• PROVIDED ENTRIES:

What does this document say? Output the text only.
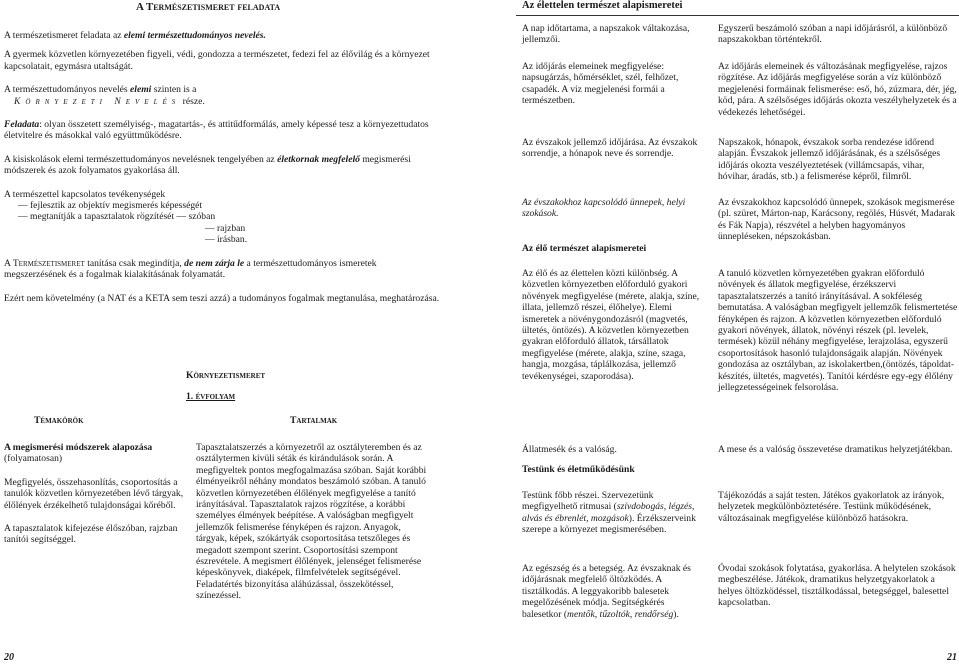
A Természetismeret feladata

A természetismeret feladata az elemi természettudományos nevelés.

A gyermek közvetlen környezetében figyeli, védi, gondozza a természetet, fedezi fel az élővilág és a környezet kapcsolatait, egymásra utaltságát.

A természettudományos nevelés elemi szinten is a

Környezeti Nevelés része.

Feladata: olyan összetett személyiség-, magatartás-, és attitűdformálás, amely képessé tesz a környezettudatos életvitelre és másokkal való együttműködésre.

A kisiskolások elemi természettudományos nevelésnek tengelyében az életkornak megfelelő megismerési módszerek és azok folyamatos gyakorlása áll.

A természettel kapcsolatos tevékenységek

— fejlesztik az objektív megismerés képességét

— megtanítják a tapasztalatok rögzítését — szóban

— rajzban

— írásban.

A Természetismeret tanítása csak megindítja, de nem zárja le a természettudományos ismeretek megszerzésének és a fogalmak kialakításának folyamatát.

Ezért nem követelmény (a NAT és a KETA sem teszi azzá) a tudományos fogalmak megtanulása, meghatározása.

Környezetismeret
1. évfolyam
Témakörök	Tartalmak

A megismerési módszerek alapozása

(folyamatosan)

Megfigyelés, összehasonlítás, csoportosítás a tanulók közvetlen környezetében lévő tárgyak, élőlények érzékelhető tulajdonságai kőréből.

A tapasztalatok kifejezése élőszóban, rajzban tanítói segítséggel.

Tapasztalatszerzés a környezetről az osztályteremben és az osztálytermen kívüli séták és kirándulások során. A megfigyeltek pontos megfogalmazása szóban. Saját korábbi élményeikről néhány mondatos beszámoló szóban. A tanuló közvetlen környezetében élőlények megfigyelése a tanító irányításával. Tapasztalatok rajzos rögzítése, a korábbi személyes élmények beépítése. A valóságban megfigyelt jellemzők felismerése fényképen és rajzon. Anyagok, tárgyak, képek, szókártyák csoportosítása tetszőleges és megadott szempont szerint. Csoportosítási szempont észrevétele. A megismert élőlények, jelenséget felismerése képeskönyvek, diaképek, filmfelvételek segítségével. Feladatértés bizonyítása aláhúzással, összekötéssel, színezéssel.

20
Az élettelen természet alapismeretei

A nap időtartama, a napszakok váltakozása, jellemzői.

Egyszerű beszámoló szóban a napi időjárásról, a különböző napszakokban történtekről.

Az időjárás elemeinek megfigyelése: napsugárzás, hőmérséklet, szél, felhőzet, csapadék. A víz megjelenési formái a természetben.

Az időjárás elemeinek és változásának megfigyelése, rajzos rögzítése. Az időjárás megfigyelése során a víz különböző megjelenési formáinak felismerése: eső, hó, zúzmara, dér, jég, köd, pára. A szélsőséges időjárás okozta veszélyhelyzetek és a védekezés lehetőségei.

Az évszakok jellemző időjárása. Az évszakok sorrendje, a hónapok neve és sorrendje.

Napszakok, hónapok, évszakok sorba rendezése időrend alapján. Évszakok jellemző időjárásának, és a szélsőséges időjárás okozta veszélyeztetések (villámcsapás, vihar, hóvihar, áradás, stb.) a felismerése képről, filmről.

Az évszakokhoz kapcsolódó ünnepek, helyi szokások.

Az évszakokhoz kapcsolódó ünnepek, szokások megismerése (pl. szüret, Márton-nap, Karácsony, regölés, Húsvét, Madarak és Fák Napja), részvétel a helyben hagyományos ünnepléseken, népszokásban.

Az élő természet alapismeretei

Az élő és az élettelen közti különbség. A közvetlen környezetben előforduló gyakori növények megfigyelése (mérete, alakja, színe, illata, jellemző részei, élőhelye). Elemi ismeretek a növénygondozásról (magvetés, ültetés, öntözés). A közvetlen környezetben gyakran előforduló állatok, társállatok megfigyelése (mérete, alakja, színe, szaga, hangja, mozgása, táplálkozása, jellemző tevékenységei, szaporodása).

A tanuló közvetlen környezetében gyakran előforduló növények és állatok megfigyelése, érzékszervi tapasztalatszerzés a tanító irányításával. A sokféleség bemutatása. A valóságban megfigyelt jellemzők felismertetése fényképen és rajzon. A közvetlen környezetben előforduló gyakori növények, állatok, növényi részek (pl. levelek, termések) közül néhány megfigyelése, lerajzolása, egyszerű csoportosítások hasonló tulajdonságaik alapján. Növények gondozása az osztályban, az iskolakertben,(öntözés, tápoldat-készítés, ültetés, magvetés). Tanítói kérdésre egy-egy élőlény jellegzetességeinek felsorolása.

Állatmesék és a valóság.	A mese és a valóság összevetése dramatikus helyzetjátékban.

Testünk és életműködésünk

Testünk főbb részei. Szervezetünk megfigyelhető ritmusai (szívdobogás, légzés, alvás és ébrenlét, mozgások). Érzékszerveink szerepe a környezet megismerésében.

Tájékozódás a saját testen. Játékos gyakorlatok az irányok, helyzetek megkülönböztetésére. Testünk működésének, változásainak megfigyelése különböző hatásokra.

Az egészség és a betegség. Az évszaknak és időjárásnak megfelelő öltözködés. A tisztálkodás. A leggyakoribb balesetek megelőzésének módja. Segítségkérés balesetkor (mentők, tűzoltók, rendőrség).

Óvodai szokások folytatása, gyakorlása. A helytelen szokások megbeszélése. Játékok, dramatikus helyzetgyakorlatok a helyes öltözködéssel, tisztálkodással, betegséggel, balesettel kapcsolatban.

21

• WHAT YOU WILL DO: Count how many lines above carry the word "módszerek". Only the number is required.

• RESPONSE: 2